> _REQUIRED WORK_: Output each entry that follows exactly. Images stay out.

######

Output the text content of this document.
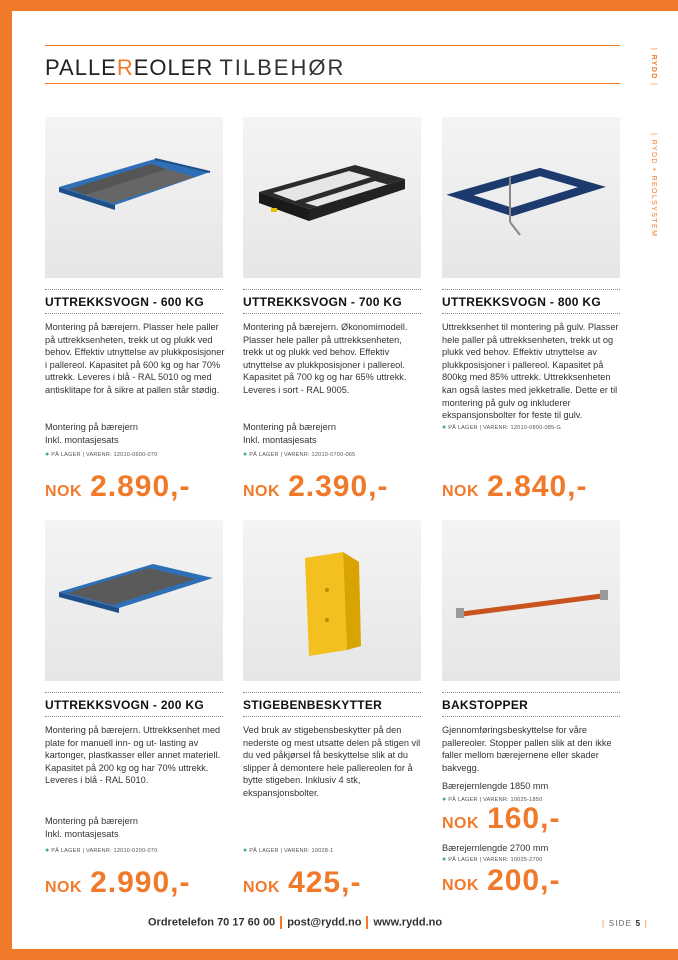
| RYDD |  | RYDD • REOLSYSTEM
PALLEREOLER TILBEHØR
UTTREKKSVOGN - 600 KG
Montering på bærejern. Plasser hele paller på uttrekksenheten, trekk ut og plukk ved behov. Effektiv utnyttelse av plukkposisjoner i pallereol. Kapasitet på 600 kg og har 70% uttrekk. Leveres i blå - RAL 5010 og med antisklitape for å sikre at pallen står stødig.
Montering på bærejern
Inkl. montasjesats
● PÅ LAGER | VARENR: 12010-0600-070
NOK 2.890,-
UTTREKKSVOGN - 700 KG
Montering på bærejern. Økonomimodell. Plasser hele paller på uttrekksenheten, trekk ut og plukk ved behov. Effektiv utnyttelse av plukkposisjoner i pallereol. Kapasitet på 700 kg og har 65% uttrekk. Leveres i sort - RAL 9005.
Montering på bærejern
Inkl. montasjesats
● PÅ LAGER | VARENR: 12010-0700-065
NOK 2.390,-
UTTREKKSVOGN - 800 KG
Uttrekksenhet til montering på gulv. Plasser hele paller på uttrekksenheten, trekk ut og plukk ved behov. Effektiv utnyttelse av plukkposisjoner i pallereol. Kapasitet på 800kg med 85% uttrekk. Uttrekksenheten kan også lastes med jekketralle. Dette er til montering på gulv og inkluderer ekspansjonsbolter for feste til gulv.
● PÅ LAGER | VARENR: 12010-0800-085-G
NOK 2.840,-
UTTREKKSVOGN - 200 KG
Montering på bærejern. Uttrekksenhet med plate for manuell inn- og ut- lasting av kartonger, plastkasser eller annet materiell. Kapasitet på 200 kg og har 70% uttrekk. Leveres i blå - RAL 5010.
Montering på bærejern
Inkl. montasjesats
● PÅ LAGER | VARENR: 12010-0200-070
NOK 2.990,-
STIGEBENBESKYTTER
Ved bruk av stigebensbeskytter på den nederste og mest utsatte delen på stigen vil du ved påkjørsel få beskyttelse slik at du slipper å demontere hele pallereolen for å bytte stigeben. Inklusiv 4 stk, ekspansjonsbolter.
● PÅ LAGER | VARENR: 10028-1
NOK 425,-
BAKSTOPPER
Gjennomføringsbeskyttelse for våre pallereoler. Stopper pallen slik at den ikke faller mellom bærejernene eller skader bakvegg.
Bærejernlengde 1850 mm
● PÅ LAGER | VARENR: 10025-1850
NOK 160,-
Bærejernlengde 2700 mm
● PÅ LAGER | VARENR: 10025-2700
NOK 200,-
Ordretelefon 70 17 60 00 post@rydd.no www.rydd.no	| SIDE 5 |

######

> _PROBLEM SOLUTION_:
Output the text content of this document.
| RYDD |  | RYDD • REOLSYSTEM
PALLEREOLER TILBEHØR
UTTREKKSVOGN - 600 KG
Montering på bærejern. Plasser hele paller på uttrekksenheten, trekk ut og plukk ved behov. Effektiv utnyttelse av plukkposisjoner i pallereol. Kapasitet på 600 kg og har 70% uttrekk. Leveres i blå - RAL 5010 og med antisklitape for å sikre at pallen står stødig.
Montering på bærejern
Inkl. montasjesats
● PÅ LAGER | VARENR: 12010-0600-070
NOK 2.890,-
UTTREKKSVOGN - 700 KG
Montering på bærejern. Økonomimodell. Plasser hele paller på uttrekksenheten, trekk ut og plukk ved behov. Effektiv utnyttelse av plukkposisjoner i pallereol. Kapasitet på 700 kg og har 65% uttrekk. Leveres i sort - RAL 9005.
Montering på bærejern
Inkl. montasjesats
● PÅ LAGER | VARENR: 12010-0700-065
NOK 2.390,-
UTTREKKSVOGN - 800 KG
Uttrekksenhet til montering på gulv. Plasser hele paller på uttrekksenheten, trekk ut og plukk ved behov. Effektiv utnyttelse av plukkposisjoner i pallereol. Kapasitet på 800kg med 85% uttrekk. Uttrekksenheten kan også lastes med jekketralle. Dette er til montering på gulv og inkluderer ekspansjonsbolter for feste til gulv.
● PÅ LAGER | VARENR: 12010-0800-085-G
NOK 2.840,-
UTTREKKSVOGN - 200 KG
Montering på bærejern. Uttrekksenhet med plate for manuell inn- og ut- lasting av kartonger, plastkasser eller annet materiell. Kapasitet på 200 kg og har 70% uttrekk. Leveres i blå - RAL 5010.
Montering på bærejern
Inkl. montasjesats
● PÅ LAGER | VARENR: 12010-0200-070
NOK 2.990,-
STIGEBENBESKYTTER
Ved bruk av stigebensbeskytter på den nederste og mest utsatte delen på stigen vil du ved påkjørsel få beskyttelse slik at du slipper å demontere hele pallereolen for å bytte stigeben. Inklusiv 4 stk, ekspansjonsbolter.
● PÅ LAGER | VARENR: 10028-1
NOK 425,-
BAKSTOPPER
Gjennomføringsbeskyttelse for våre pallereoler. Stopper pallen slik at den ikke faller mellom bærejernene eller skader bakvegg.
Bærejernlengde 1850 mm
● PÅ LAGER | VARENR: 10025-1850
NOK 160,-
Bærejernlengde 2700 mm
● PÅ LAGER | VARENR: 10025-2700
NOK 200,-
Ordretelefon 70 17 60 00 post@rydd.no www.rydd.no	| SIDE 5 |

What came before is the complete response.